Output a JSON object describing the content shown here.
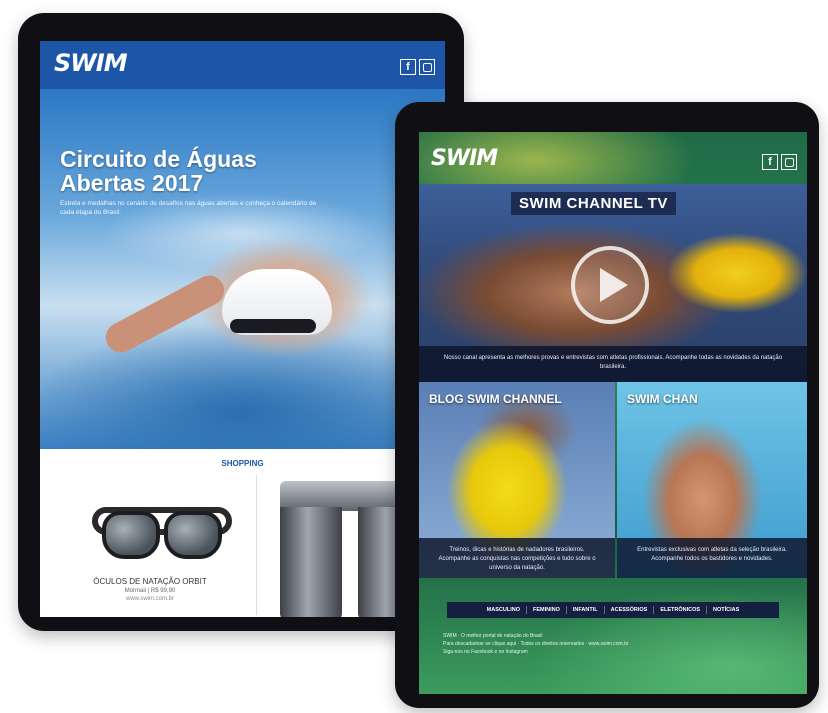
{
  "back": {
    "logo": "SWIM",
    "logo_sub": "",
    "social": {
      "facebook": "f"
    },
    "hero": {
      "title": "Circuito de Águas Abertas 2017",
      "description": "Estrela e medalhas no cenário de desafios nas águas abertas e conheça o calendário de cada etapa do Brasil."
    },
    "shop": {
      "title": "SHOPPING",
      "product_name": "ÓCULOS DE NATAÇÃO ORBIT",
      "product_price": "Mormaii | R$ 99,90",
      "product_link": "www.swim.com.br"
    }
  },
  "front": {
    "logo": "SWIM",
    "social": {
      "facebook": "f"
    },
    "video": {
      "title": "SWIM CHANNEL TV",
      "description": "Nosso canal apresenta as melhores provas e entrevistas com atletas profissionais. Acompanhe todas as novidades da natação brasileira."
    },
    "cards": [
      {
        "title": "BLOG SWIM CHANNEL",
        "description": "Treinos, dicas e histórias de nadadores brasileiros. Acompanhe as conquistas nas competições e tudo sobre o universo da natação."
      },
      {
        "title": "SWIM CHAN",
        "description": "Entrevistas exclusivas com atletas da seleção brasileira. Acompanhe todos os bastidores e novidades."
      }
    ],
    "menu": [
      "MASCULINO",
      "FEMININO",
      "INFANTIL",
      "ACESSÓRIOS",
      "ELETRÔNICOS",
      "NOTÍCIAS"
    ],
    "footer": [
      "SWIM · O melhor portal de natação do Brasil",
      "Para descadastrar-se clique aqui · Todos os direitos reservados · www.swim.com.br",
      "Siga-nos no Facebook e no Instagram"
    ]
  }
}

* Your objective: Each record above should be copied character for character, with pictures dropped.

* Task output:
Output a JSON object describing the content shown here.
{
  "back": {
    "logo": "SWIM",
    "logo_sub": "",
    "social": {
      "facebook": "f"
    },
    "hero": {
      "title": "Circuito de Águas Abertas 2017",
      "description": "Estrela e medalhas no cenário de desafios nas águas abertas e conheça o calendário de cada etapa do Brasil."
    },
    "shop": {
      "title": "SHOPPING",
      "product_name": "ÓCULOS DE NATAÇÃO ORBIT",
      "product_price": "Mormaii | R$ 99,90",
      "product_link": "www.swim.com.br"
    }
  },
  "front": {
    "logo": "SWIM",
    "social": {
      "facebook": "f"
    },
    "video": {
      "title": "SWIM CHANNEL TV",
      "description": "Nosso canal apresenta as melhores provas e entrevistas com atletas profissionais. Acompanhe todas as novidades da natação brasileira."
    },
    "cards": [
      {
        "title": "BLOG SWIM CHANNEL",
        "description": "Treinos, dicas e histórias de nadadores brasileiros. Acompanhe as conquistas nas competições e tudo sobre o universo da natação."
      },
      {
        "title": "SWIM CHAN",
        "description": "Entrevistas exclusivas com atletas da seleção brasileira. Acompanhe todos os bastidores e novidades."
      }
    ],
    "menu": [
      "MASCULINO",
      "FEMININO",
      "INFANTIL",
      "ACESSÓRIOS",
      "ELETRÔNICOS",
      "NOTÍCIAS"
    ],
    "footer": [
      "SWIM · O melhor portal de natação do Brasil",
      "Para descadastrar-se clique aqui · Todos os direitos reservados · www.swim.com.br",
      "Siga-nos no Facebook e no Instagram"
    ]
  }
}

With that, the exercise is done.